- [Short task]:
Select from the records below every line that has the word "Vestfjorden" in it.

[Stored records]
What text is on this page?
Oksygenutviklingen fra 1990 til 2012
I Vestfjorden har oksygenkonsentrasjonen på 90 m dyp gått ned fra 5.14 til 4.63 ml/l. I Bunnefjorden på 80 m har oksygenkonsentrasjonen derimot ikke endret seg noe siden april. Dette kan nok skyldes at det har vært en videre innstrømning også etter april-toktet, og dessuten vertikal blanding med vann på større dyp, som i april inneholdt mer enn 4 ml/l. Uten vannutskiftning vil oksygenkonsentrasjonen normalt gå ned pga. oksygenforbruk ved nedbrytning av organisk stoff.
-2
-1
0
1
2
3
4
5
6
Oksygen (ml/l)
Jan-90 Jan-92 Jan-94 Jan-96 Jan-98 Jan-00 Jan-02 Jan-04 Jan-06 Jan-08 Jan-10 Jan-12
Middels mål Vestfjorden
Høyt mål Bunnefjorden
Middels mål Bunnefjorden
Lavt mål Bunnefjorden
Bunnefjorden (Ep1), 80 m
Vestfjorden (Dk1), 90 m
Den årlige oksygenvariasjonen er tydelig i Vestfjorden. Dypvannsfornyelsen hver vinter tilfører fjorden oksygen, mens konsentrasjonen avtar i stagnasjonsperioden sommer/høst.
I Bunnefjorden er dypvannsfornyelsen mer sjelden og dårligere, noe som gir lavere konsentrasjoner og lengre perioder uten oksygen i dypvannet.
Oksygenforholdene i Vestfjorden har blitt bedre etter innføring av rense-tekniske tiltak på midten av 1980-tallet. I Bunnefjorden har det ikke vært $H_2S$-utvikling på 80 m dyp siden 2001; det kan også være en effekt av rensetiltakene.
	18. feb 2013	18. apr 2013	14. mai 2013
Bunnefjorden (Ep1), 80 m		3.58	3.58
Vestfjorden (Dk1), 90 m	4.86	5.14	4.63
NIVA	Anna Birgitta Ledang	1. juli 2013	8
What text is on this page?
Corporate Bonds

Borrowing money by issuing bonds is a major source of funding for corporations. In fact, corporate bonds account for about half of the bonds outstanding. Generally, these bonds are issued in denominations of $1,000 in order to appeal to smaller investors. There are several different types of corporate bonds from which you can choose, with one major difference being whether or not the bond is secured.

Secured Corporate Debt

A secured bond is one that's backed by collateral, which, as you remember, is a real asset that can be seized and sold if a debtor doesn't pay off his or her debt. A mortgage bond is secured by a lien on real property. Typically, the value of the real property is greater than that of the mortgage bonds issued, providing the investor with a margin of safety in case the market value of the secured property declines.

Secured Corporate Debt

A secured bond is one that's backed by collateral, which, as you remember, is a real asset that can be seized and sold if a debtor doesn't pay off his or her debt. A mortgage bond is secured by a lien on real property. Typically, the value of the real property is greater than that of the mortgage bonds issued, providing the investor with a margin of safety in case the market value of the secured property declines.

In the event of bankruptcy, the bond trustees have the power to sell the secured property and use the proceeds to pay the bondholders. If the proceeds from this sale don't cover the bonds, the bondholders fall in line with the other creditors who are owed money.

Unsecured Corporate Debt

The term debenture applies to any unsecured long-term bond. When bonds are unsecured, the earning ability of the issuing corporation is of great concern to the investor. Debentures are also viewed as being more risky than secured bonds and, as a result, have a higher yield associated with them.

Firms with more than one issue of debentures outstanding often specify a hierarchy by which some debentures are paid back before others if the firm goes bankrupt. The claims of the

- [Expected answer]:
I Vestfjorden har oksygenkonsentrasjonen på 90 m dyp gått ned fra 5.14 til 4.63 ml/l. I Bunnefjorden på 80 m har oksygenkonsentrasjonen derimot ikke endret seg noe siden april. Dette kan nok skyldes at det har vært en videre innstrømning også etter april-toktet, og dessuten vertikal blanding med vann på større dyp, som i april inneholdt mer enn 4 ml/l. Uten vannutskiftning vil oksygenkonsentrasjonen normalt gå ned pga. oksygenforbruk ved nedbrytning av organisk stoff.
Middels mål Vestfjorden
Vestfjorden (Dk1), 90 m
Den årlige oksygenvariasjonen er tydelig i Vestfjorden. Dypvannsfornyelsen hver vinter tilfører fjorden oksygen, mens konsentrasjonen avtar i stagnasjonsperioden sommer/høst.
Oksygenforholdene i Vestfjorden har blitt bedre etter innføring av rense-tekniske tiltak på midten av 1980-tallet. I Bunnefjorden har det ikke vært $H_2S$-utvikling på 80 m dyp siden 2001; det kan også være en effekt av rensetiltakene.
Vestfjorden (Dk1), 90 m	4.86	5.14	4.63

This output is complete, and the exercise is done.